▸ Exercise prompt
Copy out all lines in the data below containing the string "favorable".

▸ Data lines
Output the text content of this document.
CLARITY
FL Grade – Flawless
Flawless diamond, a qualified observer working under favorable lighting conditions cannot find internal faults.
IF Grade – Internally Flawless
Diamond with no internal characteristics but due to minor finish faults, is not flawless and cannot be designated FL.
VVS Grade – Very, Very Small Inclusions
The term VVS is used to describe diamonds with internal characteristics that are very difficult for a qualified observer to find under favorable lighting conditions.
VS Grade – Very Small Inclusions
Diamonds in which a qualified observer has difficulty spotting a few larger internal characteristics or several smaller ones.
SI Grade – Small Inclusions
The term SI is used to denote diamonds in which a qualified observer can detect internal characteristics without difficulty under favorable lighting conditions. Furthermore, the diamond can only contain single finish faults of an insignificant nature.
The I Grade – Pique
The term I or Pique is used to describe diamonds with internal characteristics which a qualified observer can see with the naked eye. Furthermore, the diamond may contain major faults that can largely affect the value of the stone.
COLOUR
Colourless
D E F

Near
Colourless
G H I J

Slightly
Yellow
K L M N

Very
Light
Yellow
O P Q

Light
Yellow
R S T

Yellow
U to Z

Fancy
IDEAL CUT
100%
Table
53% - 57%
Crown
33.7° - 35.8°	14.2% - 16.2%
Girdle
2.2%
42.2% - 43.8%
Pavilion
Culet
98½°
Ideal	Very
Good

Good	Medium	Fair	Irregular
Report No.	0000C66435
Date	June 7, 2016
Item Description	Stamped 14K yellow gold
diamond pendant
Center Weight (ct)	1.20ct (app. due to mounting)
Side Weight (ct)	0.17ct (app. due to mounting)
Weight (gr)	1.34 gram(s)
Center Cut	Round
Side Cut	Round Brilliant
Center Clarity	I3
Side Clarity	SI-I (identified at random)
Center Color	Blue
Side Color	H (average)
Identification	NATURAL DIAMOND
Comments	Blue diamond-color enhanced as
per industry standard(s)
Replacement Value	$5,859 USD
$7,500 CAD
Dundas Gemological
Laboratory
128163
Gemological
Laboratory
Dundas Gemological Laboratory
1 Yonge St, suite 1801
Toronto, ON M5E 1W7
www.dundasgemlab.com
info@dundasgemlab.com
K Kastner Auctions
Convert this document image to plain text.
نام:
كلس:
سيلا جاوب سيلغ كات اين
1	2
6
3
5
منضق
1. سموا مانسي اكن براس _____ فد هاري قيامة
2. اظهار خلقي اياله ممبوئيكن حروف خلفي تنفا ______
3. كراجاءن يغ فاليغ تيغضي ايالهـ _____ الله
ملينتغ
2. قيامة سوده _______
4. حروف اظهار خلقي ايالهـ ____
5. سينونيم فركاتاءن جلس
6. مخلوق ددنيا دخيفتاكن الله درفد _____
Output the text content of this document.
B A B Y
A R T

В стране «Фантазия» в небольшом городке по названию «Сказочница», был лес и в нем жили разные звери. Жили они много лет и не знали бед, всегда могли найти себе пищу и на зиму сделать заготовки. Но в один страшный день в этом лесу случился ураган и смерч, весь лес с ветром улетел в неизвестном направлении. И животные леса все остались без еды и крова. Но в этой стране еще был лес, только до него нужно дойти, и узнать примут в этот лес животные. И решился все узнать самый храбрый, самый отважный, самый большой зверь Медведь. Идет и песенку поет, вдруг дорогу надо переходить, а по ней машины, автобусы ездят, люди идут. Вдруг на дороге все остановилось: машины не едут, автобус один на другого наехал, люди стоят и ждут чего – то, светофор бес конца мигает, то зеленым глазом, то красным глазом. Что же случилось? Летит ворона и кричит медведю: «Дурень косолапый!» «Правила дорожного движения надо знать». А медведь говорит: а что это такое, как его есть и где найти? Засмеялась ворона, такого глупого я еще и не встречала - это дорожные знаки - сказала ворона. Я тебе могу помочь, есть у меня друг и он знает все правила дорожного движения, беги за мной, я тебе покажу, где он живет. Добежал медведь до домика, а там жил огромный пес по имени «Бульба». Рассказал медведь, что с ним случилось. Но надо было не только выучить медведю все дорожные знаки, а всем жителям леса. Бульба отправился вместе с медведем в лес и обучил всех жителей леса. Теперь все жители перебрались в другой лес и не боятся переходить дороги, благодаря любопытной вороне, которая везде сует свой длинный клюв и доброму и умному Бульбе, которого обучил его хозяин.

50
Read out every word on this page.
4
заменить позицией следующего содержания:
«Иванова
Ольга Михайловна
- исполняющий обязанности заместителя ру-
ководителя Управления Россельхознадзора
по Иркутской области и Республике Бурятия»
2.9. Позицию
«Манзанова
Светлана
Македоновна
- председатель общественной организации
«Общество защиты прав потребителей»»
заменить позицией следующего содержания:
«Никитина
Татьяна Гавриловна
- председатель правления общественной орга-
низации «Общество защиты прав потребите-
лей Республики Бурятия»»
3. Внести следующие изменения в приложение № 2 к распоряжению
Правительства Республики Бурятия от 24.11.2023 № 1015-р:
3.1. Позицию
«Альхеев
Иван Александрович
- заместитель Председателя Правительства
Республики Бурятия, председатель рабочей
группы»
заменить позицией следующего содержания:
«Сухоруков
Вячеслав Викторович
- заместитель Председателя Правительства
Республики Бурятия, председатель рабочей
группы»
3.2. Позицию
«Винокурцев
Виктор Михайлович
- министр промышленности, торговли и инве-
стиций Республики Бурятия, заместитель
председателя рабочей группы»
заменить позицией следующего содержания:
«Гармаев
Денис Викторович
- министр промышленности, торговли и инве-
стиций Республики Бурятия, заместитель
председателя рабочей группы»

▸ Response for this exercise
Flawless diamond, a qualified observer working under favorable lighting conditions cannot find internal faults.
The term VVS is used to describe diamonds with internal characteristics that are very difficult for a qualified observer to find under favorable lighting conditions.
The term SI is used to denote diamonds in which a qualified observer can detect internal characteristics without difficulty under favorable lighting conditions. Furthermore, the diamond can only contain single finish faults of an insignificant nature.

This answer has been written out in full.